A run of records
************
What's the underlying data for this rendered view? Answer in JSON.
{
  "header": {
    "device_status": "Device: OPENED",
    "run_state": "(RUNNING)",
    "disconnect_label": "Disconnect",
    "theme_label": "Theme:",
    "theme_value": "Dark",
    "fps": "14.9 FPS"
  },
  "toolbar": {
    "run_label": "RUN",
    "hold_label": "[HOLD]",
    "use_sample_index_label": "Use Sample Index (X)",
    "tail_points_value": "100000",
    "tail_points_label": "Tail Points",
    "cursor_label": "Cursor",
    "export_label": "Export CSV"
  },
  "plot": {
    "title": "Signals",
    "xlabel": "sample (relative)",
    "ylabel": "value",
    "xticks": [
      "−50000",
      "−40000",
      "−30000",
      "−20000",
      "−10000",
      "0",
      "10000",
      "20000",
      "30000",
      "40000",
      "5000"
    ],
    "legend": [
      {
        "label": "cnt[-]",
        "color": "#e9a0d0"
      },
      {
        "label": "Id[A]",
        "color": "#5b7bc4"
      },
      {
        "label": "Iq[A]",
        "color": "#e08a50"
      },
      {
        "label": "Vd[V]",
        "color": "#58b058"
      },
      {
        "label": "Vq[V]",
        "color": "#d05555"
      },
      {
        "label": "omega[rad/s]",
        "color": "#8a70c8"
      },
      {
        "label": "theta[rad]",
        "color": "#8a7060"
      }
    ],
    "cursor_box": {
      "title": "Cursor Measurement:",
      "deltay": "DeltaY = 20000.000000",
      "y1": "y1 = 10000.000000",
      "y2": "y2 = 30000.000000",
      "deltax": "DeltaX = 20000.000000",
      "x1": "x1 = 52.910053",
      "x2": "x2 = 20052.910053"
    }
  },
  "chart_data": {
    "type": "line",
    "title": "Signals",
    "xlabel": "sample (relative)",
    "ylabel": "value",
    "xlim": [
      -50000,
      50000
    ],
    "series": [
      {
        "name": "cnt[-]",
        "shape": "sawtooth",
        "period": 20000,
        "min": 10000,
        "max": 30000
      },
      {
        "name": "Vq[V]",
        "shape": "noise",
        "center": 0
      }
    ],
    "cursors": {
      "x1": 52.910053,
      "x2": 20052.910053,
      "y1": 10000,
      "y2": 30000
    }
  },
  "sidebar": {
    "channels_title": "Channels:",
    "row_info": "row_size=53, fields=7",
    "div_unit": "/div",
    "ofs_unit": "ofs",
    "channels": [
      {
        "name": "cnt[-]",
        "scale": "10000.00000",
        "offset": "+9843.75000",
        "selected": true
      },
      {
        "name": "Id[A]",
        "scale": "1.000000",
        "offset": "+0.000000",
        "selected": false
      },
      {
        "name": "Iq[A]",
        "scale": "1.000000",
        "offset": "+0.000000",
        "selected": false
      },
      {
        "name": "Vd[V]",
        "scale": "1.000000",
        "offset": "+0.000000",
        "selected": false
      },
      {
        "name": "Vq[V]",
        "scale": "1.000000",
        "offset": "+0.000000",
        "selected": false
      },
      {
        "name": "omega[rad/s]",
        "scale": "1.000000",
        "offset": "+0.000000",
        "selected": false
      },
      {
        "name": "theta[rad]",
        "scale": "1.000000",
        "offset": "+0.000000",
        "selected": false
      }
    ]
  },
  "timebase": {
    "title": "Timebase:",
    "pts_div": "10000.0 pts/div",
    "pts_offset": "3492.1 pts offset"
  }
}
************
- **Direction**:
Write each line above out exactly.

- **Output**:
What's the underlying data for this rendered view? Answer in JSON.
{
  "header": {
    "device_status": "Device: OPENED",
    "run_state": "(RUNNING)",
    "disconnect_label": "Disconnect",
    "theme_label": "Theme:",
    "theme_value": "Dark",
    "fps": "14.9 FPS"
  },
  "toolbar": {
    "run_label": "RUN",
    "hold_label": "[HOLD]",
    "use_sample_index_label": "Use Sample Index (X)",
    "tail_points_value": "100000",
    "tail_points_label": "Tail Points",
    "cursor_label": "Cursor",
    "export_label": "Export CSV"
  },
  "plot": {
    "title": "Signals",
    "xlabel": "sample (relative)",
    "ylabel": "value",
    "xticks": [
      "−50000",
      "−40000",
      "−30000",
      "−20000",
      "−10000",
      "0",
      "10000",
      "20000",
      "30000",
      "40000",
      "5000"
    ],
    "legend": [
      {
        "label": "cnt[-]",
        "color": "#e9a0d0"
      },
      {
        "label": "Id[A]",
        "color": "#5b7bc4"
      },
      {
        "label": "Iq[A]",
        "color": "#e08a50"
      },
      {
        "label": "Vd[V]",
        "color": "#58b058"
      },
      {
        "label": "Vq[V]",
        "color": "#d05555"
      },
      {
        "label": "omega[rad/s]",
        "color": "#8a70c8"
      },
      {
        "label": "theta[rad]",
        "color": "#8a7060"
      }
    ],
    "cursor_box": {
      "title": "Cursor Measurement:",
      "deltay": "DeltaY = 20000.000000",
      "y1": "y1 = 10000.000000",
      "y2": "y2 = 30000.000000",
      "deltax": "DeltaX = 20000.000000",
      "x1": "x1 = 52.910053",
      "x2": "x2 = 20052.910053"
    }
  },
  "chart_data": {
    "type": "line",
    "title": "Signals",
    "xlabel": "sample (relative)",
    "ylabel": "value",
    "xlim": [
      -50000,
      50000
    ],
    "series": [
      {
        "name": "cnt[-]",
        "shape": "sawtooth",
        "period": 20000,
        "min": 10000,
        "max": 30000
      },
      {
        "name": "Vq[V]",
        "shape": "noise",
        "center": 0
      }
    ],
    "cursors": {
      "x1": 52.910053,
      "x2": 20052.910053,
      "y1": 10000,
      "y2": 30000
    }
  },
  "sidebar": {
    "channels_title": "Channels:",
    "row_info": "row_size=53, fields=7",
    "div_unit": "/div",
    "ofs_unit": "ofs",
    "channels": [
      {
        "name": "cnt[-]",
        "scale": "10000.00000",
        "offset": "+9843.75000",
        "selected": true
      },
      {
        "name": "Id[A]",
        "scale": "1.000000",
        "offset": "+0.000000",
        "selected": false
      },
      {
        "name": "Iq[A]",
        "scale": "1.000000",
        "offset": "+0.000000",
        "selected": false
      },
      {
        "name": "Vd[V]",
        "scale": "1.000000",
        "offset": "+0.000000",
        "selected": false
      },
      {
        "name": "Vq[V]",
        "scale": "1.000000",
        "offset": "+0.000000",
        "selected": false
      },
      {
        "name": "omega[rad/s]",
        "scale": "1.000000",
        "offset": "+0.000000",
        "selected": false
      },
      {
        "name": "theta[rad]",
        "scale": "1.000000",
        "offset": "+0.000000",
        "selected": false
      }
    ]
  },
  "timebase": {
    "title": "Timebase:",
    "pts_div": "10000.0 pts/div",
    "pts_offset": "3492.1 pts offset"
  }
}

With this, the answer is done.